Exercise directions: Compile every line that includes the word "respectivas".

Records excerpted from a collection:
# # # # # # #
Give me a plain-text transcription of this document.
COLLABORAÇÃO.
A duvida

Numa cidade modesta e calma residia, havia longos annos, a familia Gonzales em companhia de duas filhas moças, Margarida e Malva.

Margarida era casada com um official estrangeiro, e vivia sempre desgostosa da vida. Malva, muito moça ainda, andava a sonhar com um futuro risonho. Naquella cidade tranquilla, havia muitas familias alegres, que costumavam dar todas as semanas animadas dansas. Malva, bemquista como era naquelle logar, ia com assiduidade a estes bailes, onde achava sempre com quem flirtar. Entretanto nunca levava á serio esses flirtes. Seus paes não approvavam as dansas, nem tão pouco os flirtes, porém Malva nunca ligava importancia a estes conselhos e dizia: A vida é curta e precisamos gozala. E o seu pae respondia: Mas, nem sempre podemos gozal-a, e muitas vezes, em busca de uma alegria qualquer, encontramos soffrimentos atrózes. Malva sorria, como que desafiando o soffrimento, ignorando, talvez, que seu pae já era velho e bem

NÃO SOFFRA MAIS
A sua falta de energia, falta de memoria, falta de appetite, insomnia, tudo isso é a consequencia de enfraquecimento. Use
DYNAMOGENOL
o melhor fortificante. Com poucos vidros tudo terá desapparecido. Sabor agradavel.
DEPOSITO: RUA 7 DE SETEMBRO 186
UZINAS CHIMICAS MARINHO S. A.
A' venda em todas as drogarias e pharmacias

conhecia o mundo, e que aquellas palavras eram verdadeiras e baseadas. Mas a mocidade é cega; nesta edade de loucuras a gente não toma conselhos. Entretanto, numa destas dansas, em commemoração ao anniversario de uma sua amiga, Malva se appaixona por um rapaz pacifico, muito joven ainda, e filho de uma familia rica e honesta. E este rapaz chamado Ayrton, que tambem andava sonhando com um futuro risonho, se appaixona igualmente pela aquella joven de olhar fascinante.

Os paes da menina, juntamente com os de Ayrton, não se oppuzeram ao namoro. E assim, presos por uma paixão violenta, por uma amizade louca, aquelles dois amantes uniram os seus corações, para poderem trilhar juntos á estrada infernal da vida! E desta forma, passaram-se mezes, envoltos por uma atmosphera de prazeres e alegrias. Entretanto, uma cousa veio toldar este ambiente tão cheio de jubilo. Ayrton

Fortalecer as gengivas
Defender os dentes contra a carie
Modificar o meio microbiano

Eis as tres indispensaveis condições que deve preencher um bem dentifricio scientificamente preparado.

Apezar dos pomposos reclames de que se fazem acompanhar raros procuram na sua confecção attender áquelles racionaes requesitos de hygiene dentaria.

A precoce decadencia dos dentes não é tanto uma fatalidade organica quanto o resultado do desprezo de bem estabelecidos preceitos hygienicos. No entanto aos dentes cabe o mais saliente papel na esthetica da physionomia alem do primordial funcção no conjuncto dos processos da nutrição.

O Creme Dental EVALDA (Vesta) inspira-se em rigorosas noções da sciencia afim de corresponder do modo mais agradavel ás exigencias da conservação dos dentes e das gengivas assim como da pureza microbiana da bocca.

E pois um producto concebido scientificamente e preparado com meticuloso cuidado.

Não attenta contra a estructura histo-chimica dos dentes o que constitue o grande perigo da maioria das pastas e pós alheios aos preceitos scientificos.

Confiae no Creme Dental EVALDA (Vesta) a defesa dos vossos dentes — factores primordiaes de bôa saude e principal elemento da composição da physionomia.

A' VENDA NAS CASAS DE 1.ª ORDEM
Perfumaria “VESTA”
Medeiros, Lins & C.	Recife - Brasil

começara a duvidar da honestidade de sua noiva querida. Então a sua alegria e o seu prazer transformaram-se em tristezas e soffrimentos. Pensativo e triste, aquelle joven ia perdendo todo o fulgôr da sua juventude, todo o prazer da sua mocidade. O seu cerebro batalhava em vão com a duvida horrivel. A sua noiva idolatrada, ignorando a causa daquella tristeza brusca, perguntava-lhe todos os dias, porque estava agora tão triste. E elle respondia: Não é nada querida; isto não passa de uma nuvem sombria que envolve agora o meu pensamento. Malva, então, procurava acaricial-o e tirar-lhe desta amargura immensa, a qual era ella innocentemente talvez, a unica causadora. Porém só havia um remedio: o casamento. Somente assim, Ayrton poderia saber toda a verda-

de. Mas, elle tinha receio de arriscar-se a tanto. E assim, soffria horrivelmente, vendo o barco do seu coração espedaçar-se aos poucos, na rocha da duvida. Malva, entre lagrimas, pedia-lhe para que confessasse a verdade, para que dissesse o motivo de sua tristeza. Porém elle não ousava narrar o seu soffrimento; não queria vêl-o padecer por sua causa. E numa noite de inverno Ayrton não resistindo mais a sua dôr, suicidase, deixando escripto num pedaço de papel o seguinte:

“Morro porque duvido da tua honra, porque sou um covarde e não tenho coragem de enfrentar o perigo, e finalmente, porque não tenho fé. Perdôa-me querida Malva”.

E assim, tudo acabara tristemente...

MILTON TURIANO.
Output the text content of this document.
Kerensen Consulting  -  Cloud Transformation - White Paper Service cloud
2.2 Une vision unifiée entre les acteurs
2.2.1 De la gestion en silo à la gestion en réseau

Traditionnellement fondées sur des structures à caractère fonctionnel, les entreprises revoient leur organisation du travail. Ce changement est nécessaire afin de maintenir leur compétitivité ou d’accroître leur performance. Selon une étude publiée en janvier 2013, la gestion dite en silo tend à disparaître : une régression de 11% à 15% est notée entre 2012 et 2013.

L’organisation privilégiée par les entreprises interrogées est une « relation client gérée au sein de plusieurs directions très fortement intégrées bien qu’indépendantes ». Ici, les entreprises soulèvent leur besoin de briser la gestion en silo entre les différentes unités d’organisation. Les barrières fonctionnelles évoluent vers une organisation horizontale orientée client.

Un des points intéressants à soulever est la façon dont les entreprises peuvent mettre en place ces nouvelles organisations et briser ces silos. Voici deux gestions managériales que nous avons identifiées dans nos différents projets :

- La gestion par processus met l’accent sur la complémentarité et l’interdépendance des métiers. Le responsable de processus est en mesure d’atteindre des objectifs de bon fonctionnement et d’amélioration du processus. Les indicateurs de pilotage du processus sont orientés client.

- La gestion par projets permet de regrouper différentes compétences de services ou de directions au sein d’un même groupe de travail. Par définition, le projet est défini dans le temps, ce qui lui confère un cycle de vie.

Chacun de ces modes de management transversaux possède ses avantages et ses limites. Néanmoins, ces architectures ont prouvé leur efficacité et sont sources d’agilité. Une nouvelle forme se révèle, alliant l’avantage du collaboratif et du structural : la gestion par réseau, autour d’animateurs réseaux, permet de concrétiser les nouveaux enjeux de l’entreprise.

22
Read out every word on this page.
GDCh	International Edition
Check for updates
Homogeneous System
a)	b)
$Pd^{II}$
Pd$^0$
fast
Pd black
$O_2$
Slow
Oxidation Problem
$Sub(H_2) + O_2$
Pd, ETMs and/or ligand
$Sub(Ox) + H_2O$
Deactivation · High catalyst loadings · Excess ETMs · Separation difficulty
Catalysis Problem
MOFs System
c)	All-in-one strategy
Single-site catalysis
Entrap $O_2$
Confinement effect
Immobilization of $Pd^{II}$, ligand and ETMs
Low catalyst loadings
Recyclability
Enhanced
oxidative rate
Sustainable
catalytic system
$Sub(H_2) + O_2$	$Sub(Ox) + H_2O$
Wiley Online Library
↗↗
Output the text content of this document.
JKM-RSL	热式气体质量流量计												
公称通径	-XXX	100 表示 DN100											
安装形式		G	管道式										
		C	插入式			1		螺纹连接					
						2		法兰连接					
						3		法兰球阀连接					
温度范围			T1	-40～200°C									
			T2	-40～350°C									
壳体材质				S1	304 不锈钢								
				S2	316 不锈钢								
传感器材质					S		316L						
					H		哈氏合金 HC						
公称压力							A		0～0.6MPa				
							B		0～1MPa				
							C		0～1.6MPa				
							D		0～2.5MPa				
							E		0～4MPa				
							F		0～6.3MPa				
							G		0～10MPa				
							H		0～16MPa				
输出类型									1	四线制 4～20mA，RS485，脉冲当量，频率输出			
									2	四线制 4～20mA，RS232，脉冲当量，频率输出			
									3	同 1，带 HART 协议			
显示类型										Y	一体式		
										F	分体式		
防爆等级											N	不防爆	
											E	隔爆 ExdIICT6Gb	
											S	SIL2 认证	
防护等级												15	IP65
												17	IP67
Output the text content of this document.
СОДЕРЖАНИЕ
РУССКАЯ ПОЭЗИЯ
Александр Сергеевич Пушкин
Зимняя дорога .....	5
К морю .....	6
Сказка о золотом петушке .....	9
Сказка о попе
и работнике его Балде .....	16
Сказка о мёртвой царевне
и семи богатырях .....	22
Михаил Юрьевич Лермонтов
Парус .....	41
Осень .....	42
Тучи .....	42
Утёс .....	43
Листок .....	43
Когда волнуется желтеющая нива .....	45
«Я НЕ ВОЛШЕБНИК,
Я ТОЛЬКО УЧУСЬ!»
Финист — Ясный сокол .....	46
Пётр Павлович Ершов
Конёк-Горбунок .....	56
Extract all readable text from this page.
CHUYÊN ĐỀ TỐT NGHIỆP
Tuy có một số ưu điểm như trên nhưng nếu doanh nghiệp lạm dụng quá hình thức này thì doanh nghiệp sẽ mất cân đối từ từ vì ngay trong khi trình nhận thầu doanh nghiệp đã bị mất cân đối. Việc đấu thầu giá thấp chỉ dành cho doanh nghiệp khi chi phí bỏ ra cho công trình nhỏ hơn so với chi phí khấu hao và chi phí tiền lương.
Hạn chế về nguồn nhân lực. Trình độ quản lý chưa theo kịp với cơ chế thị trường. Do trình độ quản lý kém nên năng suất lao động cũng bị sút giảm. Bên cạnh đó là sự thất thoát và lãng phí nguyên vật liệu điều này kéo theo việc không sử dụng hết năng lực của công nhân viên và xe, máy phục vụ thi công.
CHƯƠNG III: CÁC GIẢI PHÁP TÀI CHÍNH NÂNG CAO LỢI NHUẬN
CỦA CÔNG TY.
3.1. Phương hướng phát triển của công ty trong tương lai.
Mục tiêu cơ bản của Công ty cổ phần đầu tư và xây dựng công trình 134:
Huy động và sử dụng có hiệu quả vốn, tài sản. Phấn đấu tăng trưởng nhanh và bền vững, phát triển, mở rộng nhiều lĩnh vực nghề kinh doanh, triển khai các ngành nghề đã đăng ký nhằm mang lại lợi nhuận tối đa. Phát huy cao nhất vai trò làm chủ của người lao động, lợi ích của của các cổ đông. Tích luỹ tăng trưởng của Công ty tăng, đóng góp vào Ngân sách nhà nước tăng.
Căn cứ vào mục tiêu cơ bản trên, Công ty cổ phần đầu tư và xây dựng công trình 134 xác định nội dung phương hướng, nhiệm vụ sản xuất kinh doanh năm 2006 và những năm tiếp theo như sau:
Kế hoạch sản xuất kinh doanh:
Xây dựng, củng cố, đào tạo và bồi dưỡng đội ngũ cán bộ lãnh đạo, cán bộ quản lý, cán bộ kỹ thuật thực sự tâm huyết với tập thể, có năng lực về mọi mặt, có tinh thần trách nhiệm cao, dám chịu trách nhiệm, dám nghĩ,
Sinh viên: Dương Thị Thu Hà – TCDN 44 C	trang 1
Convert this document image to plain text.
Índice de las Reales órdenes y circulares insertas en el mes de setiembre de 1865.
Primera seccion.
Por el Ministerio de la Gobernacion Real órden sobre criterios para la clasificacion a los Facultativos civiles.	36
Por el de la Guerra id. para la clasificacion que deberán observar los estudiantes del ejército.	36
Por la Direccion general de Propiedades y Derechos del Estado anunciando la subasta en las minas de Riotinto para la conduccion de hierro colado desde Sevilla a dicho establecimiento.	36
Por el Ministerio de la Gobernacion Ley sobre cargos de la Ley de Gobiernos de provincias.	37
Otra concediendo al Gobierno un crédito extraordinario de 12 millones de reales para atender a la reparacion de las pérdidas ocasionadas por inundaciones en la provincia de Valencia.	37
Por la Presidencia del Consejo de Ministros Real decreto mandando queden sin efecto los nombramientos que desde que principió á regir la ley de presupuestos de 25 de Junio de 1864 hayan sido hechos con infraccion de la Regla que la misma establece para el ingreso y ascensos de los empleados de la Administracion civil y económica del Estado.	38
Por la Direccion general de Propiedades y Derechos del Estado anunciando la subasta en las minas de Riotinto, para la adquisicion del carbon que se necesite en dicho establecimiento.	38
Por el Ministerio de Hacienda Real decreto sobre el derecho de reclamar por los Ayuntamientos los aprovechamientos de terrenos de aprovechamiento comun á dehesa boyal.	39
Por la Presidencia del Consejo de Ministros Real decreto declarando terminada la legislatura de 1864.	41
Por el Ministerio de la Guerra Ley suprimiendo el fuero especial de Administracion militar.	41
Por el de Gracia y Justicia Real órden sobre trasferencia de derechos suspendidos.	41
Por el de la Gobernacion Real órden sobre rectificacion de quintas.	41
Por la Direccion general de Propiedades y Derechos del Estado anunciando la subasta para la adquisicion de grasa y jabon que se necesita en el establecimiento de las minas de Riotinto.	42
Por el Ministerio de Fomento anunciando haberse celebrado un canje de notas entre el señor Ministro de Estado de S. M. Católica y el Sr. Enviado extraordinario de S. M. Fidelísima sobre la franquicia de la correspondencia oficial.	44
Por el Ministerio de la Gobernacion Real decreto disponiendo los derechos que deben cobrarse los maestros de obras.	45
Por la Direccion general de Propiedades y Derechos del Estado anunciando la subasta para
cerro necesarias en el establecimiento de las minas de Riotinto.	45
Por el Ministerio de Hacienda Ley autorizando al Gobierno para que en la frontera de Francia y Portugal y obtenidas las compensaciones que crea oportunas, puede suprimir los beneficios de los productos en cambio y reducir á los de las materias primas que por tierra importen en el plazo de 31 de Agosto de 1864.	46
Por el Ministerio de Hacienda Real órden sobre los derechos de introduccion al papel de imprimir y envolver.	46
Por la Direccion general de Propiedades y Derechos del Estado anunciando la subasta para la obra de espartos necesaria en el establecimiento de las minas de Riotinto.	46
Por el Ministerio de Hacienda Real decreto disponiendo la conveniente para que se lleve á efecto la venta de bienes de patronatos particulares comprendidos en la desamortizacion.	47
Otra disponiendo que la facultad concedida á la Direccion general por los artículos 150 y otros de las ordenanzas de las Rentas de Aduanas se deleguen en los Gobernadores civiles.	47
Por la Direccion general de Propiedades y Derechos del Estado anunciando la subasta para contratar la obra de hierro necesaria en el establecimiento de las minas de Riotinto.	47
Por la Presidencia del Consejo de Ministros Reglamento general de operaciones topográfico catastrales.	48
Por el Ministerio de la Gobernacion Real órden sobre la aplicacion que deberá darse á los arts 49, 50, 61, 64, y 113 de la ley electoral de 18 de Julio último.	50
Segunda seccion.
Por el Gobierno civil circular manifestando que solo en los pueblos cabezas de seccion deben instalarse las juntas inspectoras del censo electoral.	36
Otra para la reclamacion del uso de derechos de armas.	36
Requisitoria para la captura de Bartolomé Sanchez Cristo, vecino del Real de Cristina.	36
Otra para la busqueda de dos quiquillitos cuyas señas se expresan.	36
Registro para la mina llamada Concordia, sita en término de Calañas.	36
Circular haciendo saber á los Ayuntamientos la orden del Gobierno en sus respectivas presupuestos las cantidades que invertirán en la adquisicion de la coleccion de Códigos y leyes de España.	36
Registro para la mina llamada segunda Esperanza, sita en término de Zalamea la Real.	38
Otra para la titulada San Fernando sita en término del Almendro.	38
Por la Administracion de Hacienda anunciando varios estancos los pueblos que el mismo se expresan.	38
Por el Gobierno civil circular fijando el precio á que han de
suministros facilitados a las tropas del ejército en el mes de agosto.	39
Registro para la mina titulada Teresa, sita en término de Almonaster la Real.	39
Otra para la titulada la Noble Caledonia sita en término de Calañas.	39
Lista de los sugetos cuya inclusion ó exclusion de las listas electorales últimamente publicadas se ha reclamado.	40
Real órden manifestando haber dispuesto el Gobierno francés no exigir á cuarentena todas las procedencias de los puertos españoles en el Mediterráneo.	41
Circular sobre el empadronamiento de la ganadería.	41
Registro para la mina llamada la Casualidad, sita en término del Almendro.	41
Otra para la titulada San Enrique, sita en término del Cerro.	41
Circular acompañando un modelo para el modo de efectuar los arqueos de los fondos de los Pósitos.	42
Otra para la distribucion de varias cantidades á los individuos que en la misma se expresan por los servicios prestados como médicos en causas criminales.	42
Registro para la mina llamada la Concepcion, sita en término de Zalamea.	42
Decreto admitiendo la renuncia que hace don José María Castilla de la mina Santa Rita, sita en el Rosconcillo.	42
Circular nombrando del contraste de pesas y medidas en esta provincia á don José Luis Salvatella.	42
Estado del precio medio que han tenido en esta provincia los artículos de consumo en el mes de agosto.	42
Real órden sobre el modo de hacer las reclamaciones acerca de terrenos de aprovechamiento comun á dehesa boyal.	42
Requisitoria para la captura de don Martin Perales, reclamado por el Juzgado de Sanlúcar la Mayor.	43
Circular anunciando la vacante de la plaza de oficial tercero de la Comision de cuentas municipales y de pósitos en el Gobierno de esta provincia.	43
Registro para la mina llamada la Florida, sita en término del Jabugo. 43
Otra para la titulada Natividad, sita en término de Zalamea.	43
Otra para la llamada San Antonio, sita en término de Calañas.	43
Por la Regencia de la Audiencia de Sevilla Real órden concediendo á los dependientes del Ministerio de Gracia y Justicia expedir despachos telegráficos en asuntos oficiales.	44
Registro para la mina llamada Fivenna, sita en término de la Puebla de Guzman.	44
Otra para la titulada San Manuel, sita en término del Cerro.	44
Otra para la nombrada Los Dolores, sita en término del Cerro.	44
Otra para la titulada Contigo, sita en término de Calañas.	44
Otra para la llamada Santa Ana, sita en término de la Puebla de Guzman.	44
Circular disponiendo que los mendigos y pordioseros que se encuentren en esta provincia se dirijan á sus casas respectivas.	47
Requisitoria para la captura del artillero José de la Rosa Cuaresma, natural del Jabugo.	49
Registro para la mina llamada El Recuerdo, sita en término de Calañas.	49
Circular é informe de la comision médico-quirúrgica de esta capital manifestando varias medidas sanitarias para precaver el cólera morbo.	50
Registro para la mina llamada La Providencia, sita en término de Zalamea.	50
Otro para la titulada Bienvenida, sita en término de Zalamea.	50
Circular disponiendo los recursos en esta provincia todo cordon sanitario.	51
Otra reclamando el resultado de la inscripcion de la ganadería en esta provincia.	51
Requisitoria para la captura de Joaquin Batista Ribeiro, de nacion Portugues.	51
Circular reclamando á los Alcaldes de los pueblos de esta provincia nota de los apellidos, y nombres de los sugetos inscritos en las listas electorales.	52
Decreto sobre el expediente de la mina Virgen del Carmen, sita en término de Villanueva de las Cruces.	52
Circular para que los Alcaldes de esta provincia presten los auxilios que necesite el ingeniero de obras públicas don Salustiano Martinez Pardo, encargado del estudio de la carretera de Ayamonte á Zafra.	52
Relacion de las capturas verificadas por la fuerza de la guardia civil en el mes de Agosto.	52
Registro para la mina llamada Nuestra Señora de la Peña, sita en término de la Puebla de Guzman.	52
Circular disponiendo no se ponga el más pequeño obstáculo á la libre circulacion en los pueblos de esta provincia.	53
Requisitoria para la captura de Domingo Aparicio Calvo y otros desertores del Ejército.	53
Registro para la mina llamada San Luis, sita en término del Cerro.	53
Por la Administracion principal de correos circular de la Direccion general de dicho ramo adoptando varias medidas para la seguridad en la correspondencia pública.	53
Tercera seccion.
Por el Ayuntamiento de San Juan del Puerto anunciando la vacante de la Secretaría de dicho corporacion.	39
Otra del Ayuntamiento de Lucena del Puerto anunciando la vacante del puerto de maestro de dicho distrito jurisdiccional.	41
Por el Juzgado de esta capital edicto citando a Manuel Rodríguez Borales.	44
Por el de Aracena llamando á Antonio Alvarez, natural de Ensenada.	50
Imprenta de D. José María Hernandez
# # # # # # #
Result for this exercise:
Circular haciendo saber á los Ayuntamientos la orden del Gobierno en sus respectivas presupuestos las cantidades que invertirán en la adquisicion de la coleccion de Códigos y leyes de España.	36
Circular disponiendo que los mendigos y pordioseros que se encuentren en esta provincia se dirijan á sus casas respectivas.	47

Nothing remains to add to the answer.